## LISTED RECORDS
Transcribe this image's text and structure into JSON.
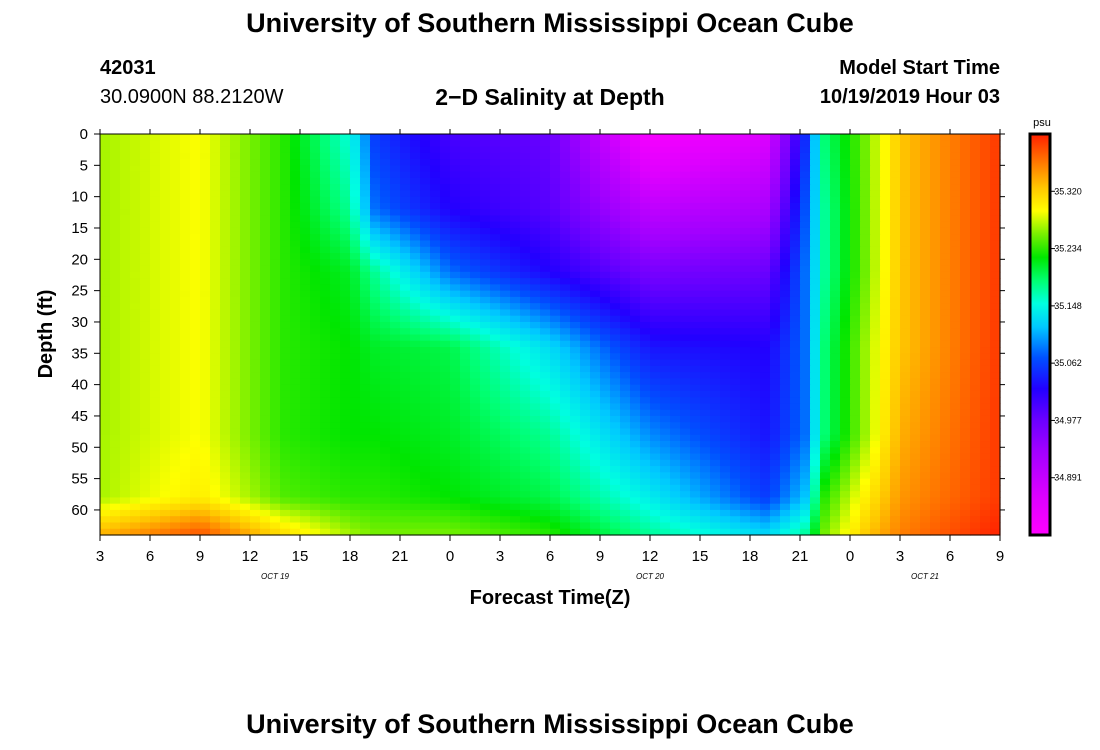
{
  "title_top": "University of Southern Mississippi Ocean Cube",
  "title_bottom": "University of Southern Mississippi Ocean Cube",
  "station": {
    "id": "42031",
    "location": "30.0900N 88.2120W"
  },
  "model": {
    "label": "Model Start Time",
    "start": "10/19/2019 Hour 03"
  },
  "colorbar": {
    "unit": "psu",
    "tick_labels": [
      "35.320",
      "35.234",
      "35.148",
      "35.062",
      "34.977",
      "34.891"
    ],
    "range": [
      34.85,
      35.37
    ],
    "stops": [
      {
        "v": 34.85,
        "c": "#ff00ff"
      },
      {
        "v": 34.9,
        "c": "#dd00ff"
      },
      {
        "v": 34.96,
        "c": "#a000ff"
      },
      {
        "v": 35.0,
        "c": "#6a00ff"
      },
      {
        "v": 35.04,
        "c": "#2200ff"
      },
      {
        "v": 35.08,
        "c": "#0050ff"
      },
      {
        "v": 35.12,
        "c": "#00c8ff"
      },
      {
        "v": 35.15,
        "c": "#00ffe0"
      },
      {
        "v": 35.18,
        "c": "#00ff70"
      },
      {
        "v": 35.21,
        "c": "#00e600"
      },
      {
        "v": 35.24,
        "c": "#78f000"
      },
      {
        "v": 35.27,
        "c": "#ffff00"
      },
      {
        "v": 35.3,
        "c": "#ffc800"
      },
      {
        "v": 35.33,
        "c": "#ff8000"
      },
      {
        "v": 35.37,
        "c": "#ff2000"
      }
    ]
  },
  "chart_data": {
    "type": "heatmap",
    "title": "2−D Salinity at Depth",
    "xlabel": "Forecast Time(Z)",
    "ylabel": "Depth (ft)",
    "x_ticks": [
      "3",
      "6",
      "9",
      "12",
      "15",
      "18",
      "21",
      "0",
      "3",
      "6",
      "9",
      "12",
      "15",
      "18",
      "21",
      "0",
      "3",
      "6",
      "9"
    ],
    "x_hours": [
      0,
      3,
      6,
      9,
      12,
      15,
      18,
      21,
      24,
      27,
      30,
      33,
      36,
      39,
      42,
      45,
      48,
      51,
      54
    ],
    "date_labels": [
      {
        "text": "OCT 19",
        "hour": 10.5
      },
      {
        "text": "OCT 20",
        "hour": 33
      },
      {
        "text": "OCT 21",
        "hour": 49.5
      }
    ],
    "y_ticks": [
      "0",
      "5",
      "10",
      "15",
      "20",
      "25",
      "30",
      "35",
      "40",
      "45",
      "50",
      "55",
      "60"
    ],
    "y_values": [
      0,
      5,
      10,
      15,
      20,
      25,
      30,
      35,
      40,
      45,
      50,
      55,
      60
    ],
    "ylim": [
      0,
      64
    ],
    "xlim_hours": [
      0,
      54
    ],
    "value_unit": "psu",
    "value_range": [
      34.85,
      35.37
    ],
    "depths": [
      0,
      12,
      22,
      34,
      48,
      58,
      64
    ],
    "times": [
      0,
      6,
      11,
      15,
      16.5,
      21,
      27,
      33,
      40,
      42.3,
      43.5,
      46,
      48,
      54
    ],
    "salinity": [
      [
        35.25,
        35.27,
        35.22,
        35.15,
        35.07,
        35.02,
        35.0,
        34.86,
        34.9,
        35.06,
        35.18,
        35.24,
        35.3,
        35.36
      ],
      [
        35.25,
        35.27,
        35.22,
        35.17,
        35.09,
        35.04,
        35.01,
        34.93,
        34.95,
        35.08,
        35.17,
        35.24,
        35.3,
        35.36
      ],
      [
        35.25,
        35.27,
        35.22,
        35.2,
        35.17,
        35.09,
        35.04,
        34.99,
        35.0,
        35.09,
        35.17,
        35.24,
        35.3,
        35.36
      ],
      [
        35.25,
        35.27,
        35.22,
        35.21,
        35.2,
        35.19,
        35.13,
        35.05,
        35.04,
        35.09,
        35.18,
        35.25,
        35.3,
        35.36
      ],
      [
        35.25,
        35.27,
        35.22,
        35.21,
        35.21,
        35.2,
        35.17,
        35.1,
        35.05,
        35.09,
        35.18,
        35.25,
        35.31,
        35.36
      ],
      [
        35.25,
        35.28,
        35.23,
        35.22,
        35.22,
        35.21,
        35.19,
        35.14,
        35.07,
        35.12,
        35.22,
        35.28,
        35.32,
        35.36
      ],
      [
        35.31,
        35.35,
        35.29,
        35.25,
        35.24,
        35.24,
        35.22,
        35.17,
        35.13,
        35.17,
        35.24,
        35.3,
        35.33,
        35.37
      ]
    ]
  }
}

...

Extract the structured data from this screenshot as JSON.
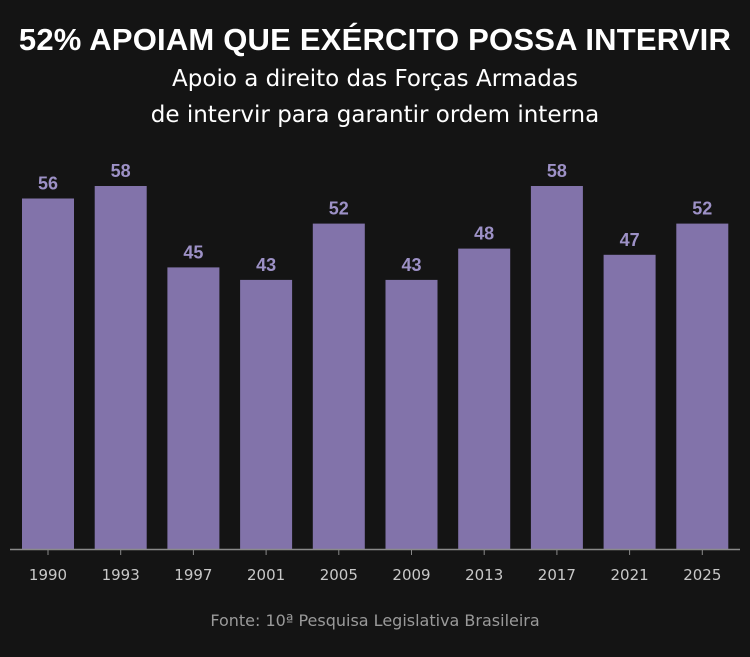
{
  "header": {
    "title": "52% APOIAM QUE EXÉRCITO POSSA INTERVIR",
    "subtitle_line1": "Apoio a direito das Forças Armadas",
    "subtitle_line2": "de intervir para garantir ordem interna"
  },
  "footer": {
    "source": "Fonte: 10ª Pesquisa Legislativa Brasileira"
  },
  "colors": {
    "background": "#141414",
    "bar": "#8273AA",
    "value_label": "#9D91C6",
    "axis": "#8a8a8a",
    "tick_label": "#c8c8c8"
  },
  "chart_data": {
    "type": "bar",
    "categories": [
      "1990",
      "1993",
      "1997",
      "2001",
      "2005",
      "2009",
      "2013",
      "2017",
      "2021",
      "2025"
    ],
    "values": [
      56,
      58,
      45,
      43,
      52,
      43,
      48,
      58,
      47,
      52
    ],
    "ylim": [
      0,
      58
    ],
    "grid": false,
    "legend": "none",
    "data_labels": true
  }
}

## WHAT THE EXERCISE ASKS
List all lines in the material containing the string "Cube".

## SOLUTION TO THIS TASK
  "title_top": "University of Southern Mississippi Ocean Cube",
  "title_bottom": "University of Southern Mississippi Ocean Cube",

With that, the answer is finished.